■ What is being asked
Omit all images. Transcribe the rest of the material below exactly.

Extracted data entries:
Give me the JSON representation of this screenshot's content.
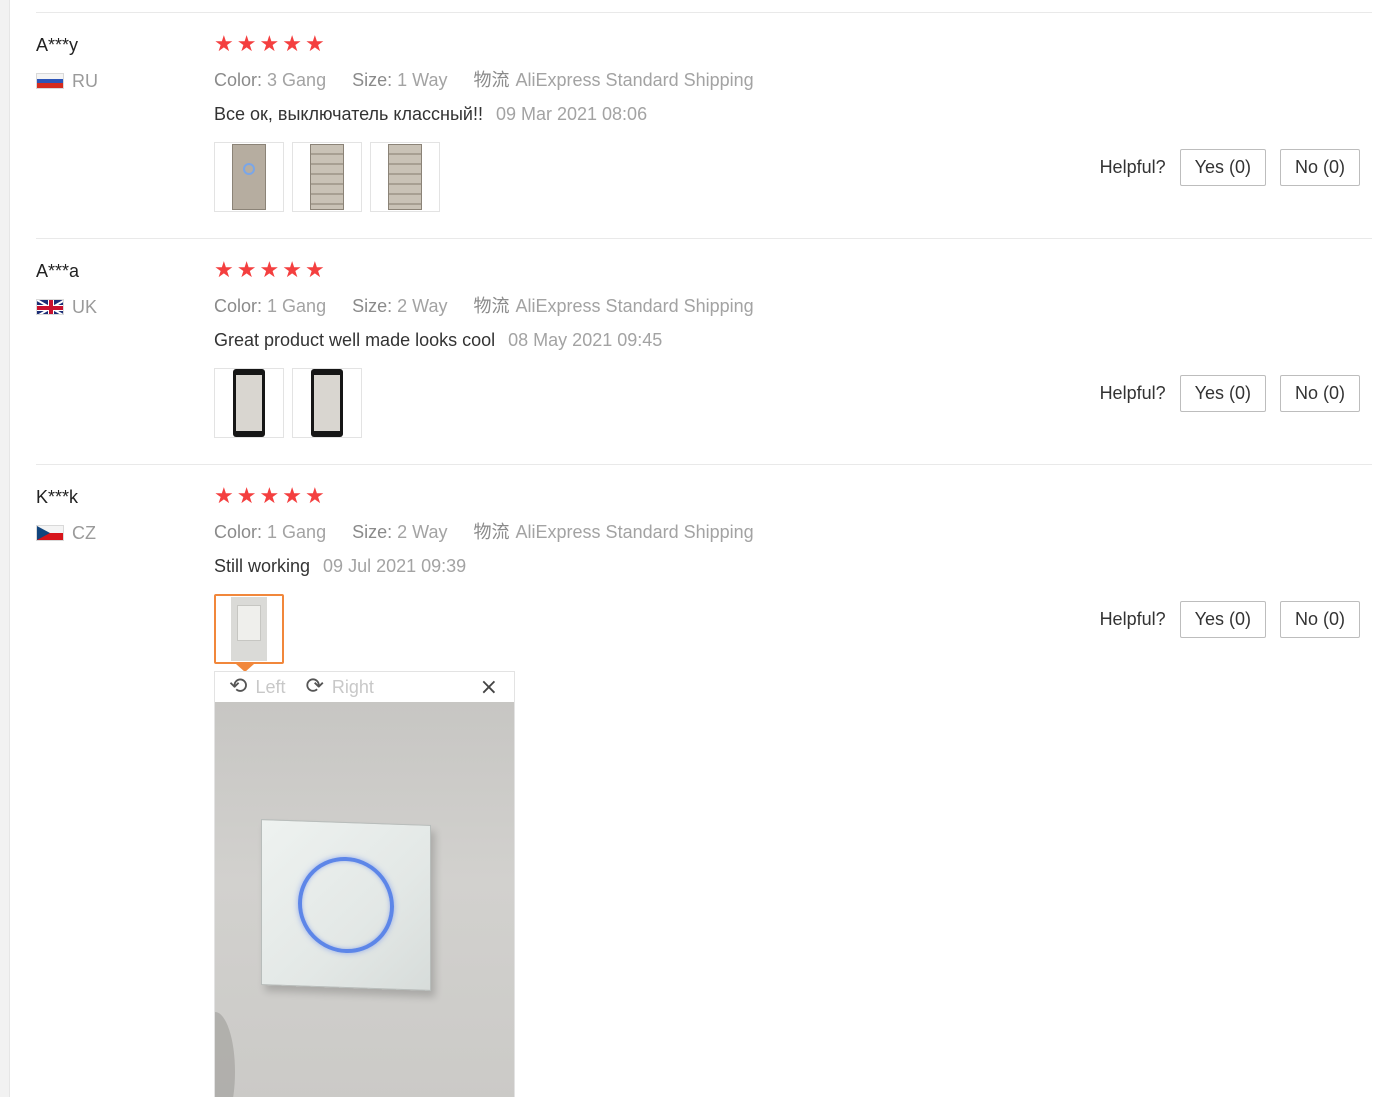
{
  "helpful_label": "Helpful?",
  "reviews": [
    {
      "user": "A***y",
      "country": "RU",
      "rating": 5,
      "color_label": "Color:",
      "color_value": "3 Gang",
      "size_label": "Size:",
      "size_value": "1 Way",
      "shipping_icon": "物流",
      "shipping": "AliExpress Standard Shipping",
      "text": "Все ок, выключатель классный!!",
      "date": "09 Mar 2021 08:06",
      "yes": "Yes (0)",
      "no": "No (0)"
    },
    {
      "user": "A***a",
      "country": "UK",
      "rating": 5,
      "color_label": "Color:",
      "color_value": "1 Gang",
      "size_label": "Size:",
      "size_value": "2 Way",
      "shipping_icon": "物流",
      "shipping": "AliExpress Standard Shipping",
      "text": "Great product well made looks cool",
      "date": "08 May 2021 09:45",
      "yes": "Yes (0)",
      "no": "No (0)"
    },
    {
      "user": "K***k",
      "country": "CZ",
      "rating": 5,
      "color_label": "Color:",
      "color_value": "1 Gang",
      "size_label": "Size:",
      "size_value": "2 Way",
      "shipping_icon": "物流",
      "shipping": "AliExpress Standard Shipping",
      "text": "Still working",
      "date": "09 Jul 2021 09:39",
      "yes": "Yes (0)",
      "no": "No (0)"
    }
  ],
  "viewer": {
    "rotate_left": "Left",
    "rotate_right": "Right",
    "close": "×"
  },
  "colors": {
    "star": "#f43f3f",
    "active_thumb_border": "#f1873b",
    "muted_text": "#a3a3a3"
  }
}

■ Output
Give me the JSON representation of this screenshot's content.
{
  "helpful_label": "Helpful?",
  "reviews": [
    {
      "user": "A***y",
      "country": "RU",
      "rating": 5,
      "color_label": "Color:",
      "color_value": "3 Gang",
      "size_label": "Size:",
      "size_value": "1 Way",
      "shipping_icon": "物流",
      "shipping": "AliExpress Standard Shipping",
      "text": "Все ок, выключатель классный!!",
      "date": "09 Mar 2021 08:06",
      "yes": "Yes (0)",
      "no": "No (0)"
    },
    {
      "user": "A***a",
      "country": "UK",
      "rating": 5,
      "color_label": "Color:",
      "color_value": "1 Gang",
      "size_label": "Size:",
      "size_value": "2 Way",
      "shipping_icon": "物流",
      "shipping": "AliExpress Standard Shipping",
      "text": "Great product well made looks cool",
      "date": "08 May 2021 09:45",
      "yes": "Yes (0)",
      "no": "No (0)"
    },
    {
      "user": "K***k",
      "country": "CZ",
      "rating": 5,
      "color_label": "Color:",
      "color_value": "1 Gang",
      "size_label": "Size:",
      "size_value": "2 Way",
      "shipping_icon": "物流",
      "shipping": "AliExpress Standard Shipping",
      "text": "Still working",
      "date": "09 Jul 2021 09:39",
      "yes": "Yes (0)",
      "no": "No (0)"
    }
  ],
  "viewer": {
    "rotate_left": "Left",
    "rotate_right": "Right",
    "close": "×"
  },
  "colors": {
    "star": "#f43f3f",
    "active_thumb_border": "#f1873b",
    "muted_text": "#a3a3a3"
  }
}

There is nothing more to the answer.